◆ What is required
Reproduce every entry below precisely. Pictures are excluded from the copy.
— Start of Given data —
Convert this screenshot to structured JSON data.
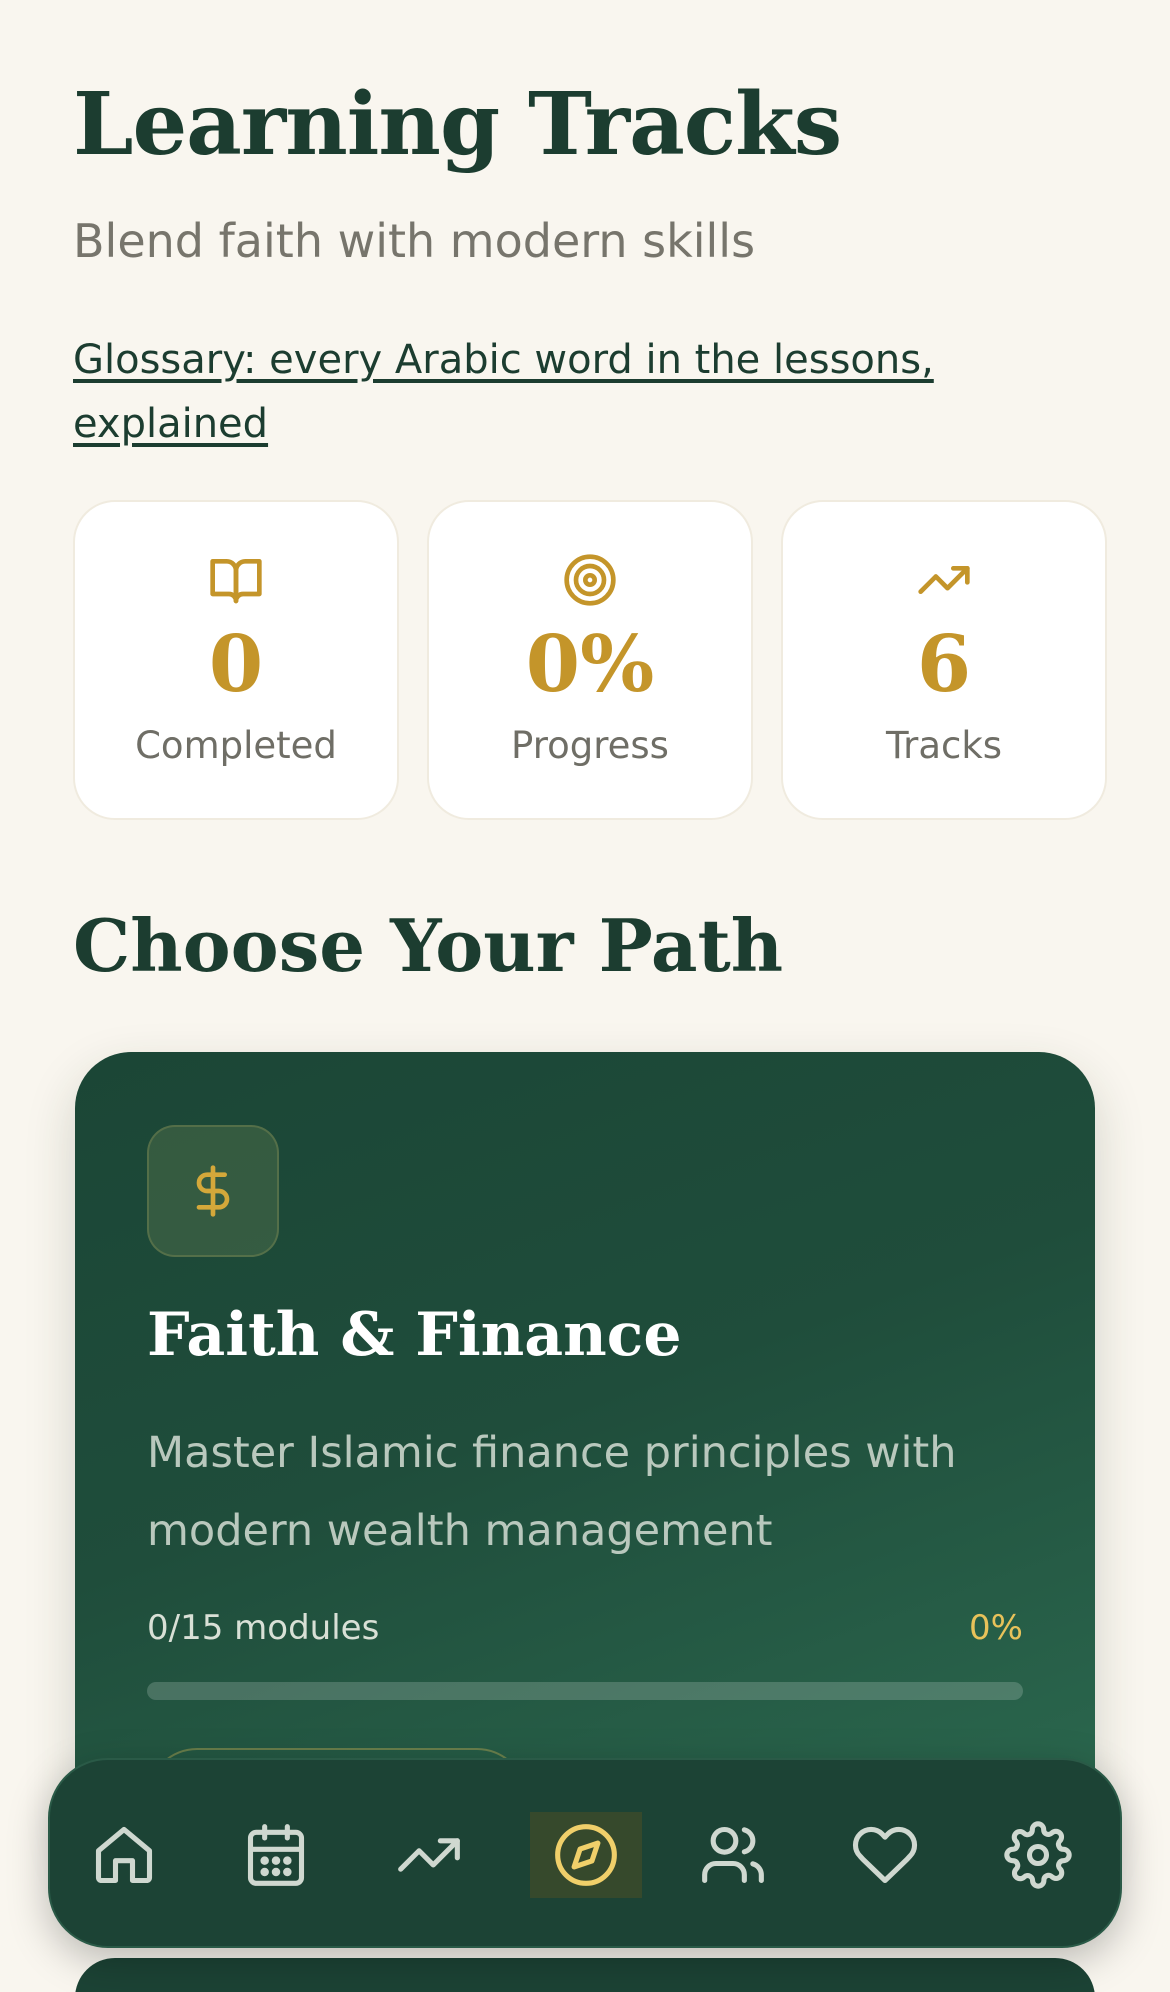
{
  "header": {
    "title": "Learning Tracks",
    "subtitle": "Blend faith with modern skills",
    "glossary_link": "Glossary: every Arabic word in the lessons, explained"
  },
  "stats": [
    {
      "icon": "book-open-icon",
      "value": "0",
      "label": "Completed"
    },
    {
      "icon": "target-icon",
      "value": "0%",
      "label": "Progress"
    },
    {
      "icon": "trending-up-icon",
      "value": "6",
      "label": "Tracks"
    }
  ],
  "section_title": "Choose Your Path",
  "tracks": [
    {
      "icon": "dollar-icon",
      "title": "Faith & Finance",
      "description": "Master Islamic finance principles with modern wealth management",
      "modules": "0/15 modules",
      "percent": "0%",
      "progress": 0
    }
  ],
  "nav": {
    "items": [
      {
        "icon": "home-icon",
        "active": false
      },
      {
        "icon": "calendar-icon",
        "active": false
      },
      {
        "icon": "trending-up-icon",
        "active": false
      },
      {
        "icon": "compass-icon",
        "active": true
      },
      {
        "icon": "users-icon",
        "active": false
      },
      {
        "icon": "heart-icon",
        "active": false
      },
      {
        "icon": "settings-icon",
        "active": false
      }
    ]
  },
  "colors": {
    "background": "#f9f6ef",
    "primary_green": "#1c3d30",
    "accent_gold": "#c4952a",
    "nav_background": "#1c4335"
  }
}
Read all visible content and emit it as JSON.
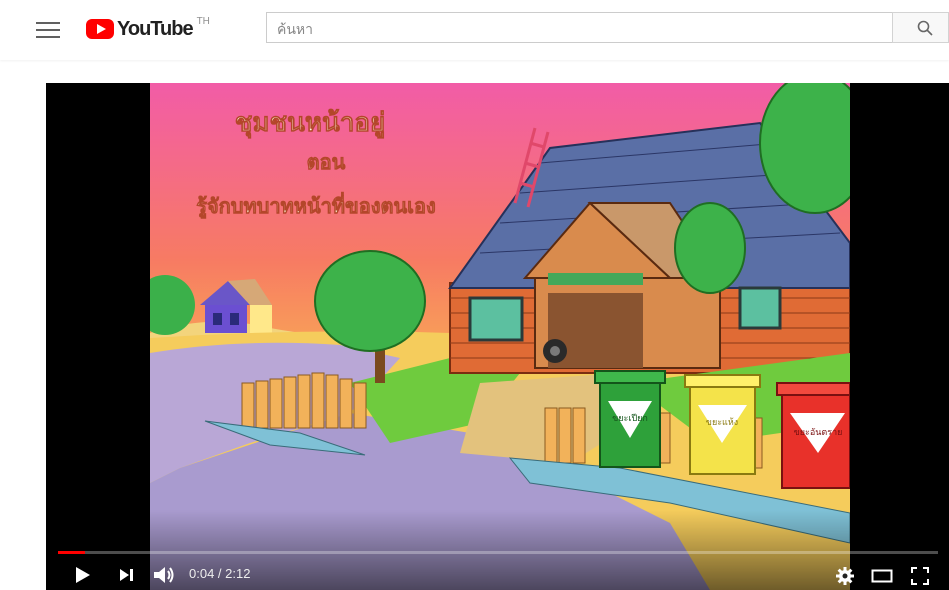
{
  "header": {
    "brand": "YouTube",
    "region": "TH",
    "search": {
      "placeholder": "ค้นหา"
    }
  },
  "player": {
    "overlay_title": {
      "line1": "ชุมชนหน้าอยู่",
      "line2": "ตอน",
      "line3": "รู้จักบทบาทหน้าที่ของตนเอง"
    },
    "time_display": "0:04 / 2:12",
    "progress": 0.031,
    "bin_labels": [
      "ขยะเปียก",
      "ขยะแห้ง",
      "ขยะอันตราย"
    ]
  },
  "colors": {
    "accent": "#ff0000"
  }
}
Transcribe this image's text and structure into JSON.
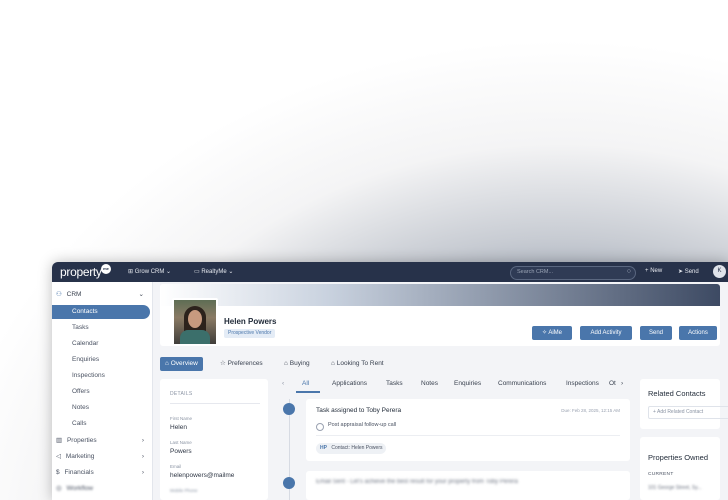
— End of Given data —
◆ Worked solution
Convert this screenshot to structured JSON data.
{
  "header": {
    "title": "Learning Tracks",
    "subtitle": "Blend faith with modern skills",
    "glossary_link": "Glossary: every Arabic word in the lessons, explained"
  },
  "stats": [
    {
      "icon": "book-open-icon",
      "value": "0",
      "label": "Completed"
    },
    {
      "icon": "target-icon",
      "value": "0%",
      "label": "Progress"
    },
    {
      "icon": "trending-up-icon",
      "value": "6",
      "label": "Tracks"
    }
  ],
  "section_title": "Choose Your Path",
  "tracks": [
    {
      "icon": "dollar-icon",
      "title": "Faith & Finance",
      "description": "Master Islamic finance principles with modern wealth management",
      "modules": "0/15 modules",
      "percent": "0%",
      "progress": 0
    }
  ],
  "nav": {
    "items": [
      {
        "icon": "home-icon",
        "active": false
      },
      {
        "icon": "calendar-icon",
        "active": false
      },
      {
        "icon": "trending-up-icon",
        "active": false
      },
      {
        "icon": "compass-icon",
        "active": true
      },
      {
        "icon": "users-icon",
        "active": false
      },
      {
        "icon": "heart-icon",
        "active": false
      },
      {
        "icon": "settings-icon",
        "active": false
      }
    ]
  },
  "colors": {
    "background": "#f9f6ef",
    "primary_green": "#1c3d30",
    "accent_gold": "#c4952a",
    "nav_background": "#1c4335"
  }
}
Read all visible content and emit it as JSON.
{
  "header": {
    "brand": "YouTube",
    "region": "TH",
    "search": {
      "placeholder": "ค้นหา"
    }
  },
  "player": {
    "overlay_title": {
      "line1": "ชุมชนหน้าอยู่",
      "line2": "ตอน",
      "line3": "รู้จักบทบาทหน้าที่ของตนเอง"
    },
    "time_display": "0:04 / 2:12",
    "progress": 0.031,
    "bin_labels": [
      "ขยะเปียก",
      "ขยะแห้ง",
      "ขยะอันตราย"
    ]
  },
  "colors": {
    "accent": "#ff0000"
  }
}
Transcribe this image's text and structure into JSON.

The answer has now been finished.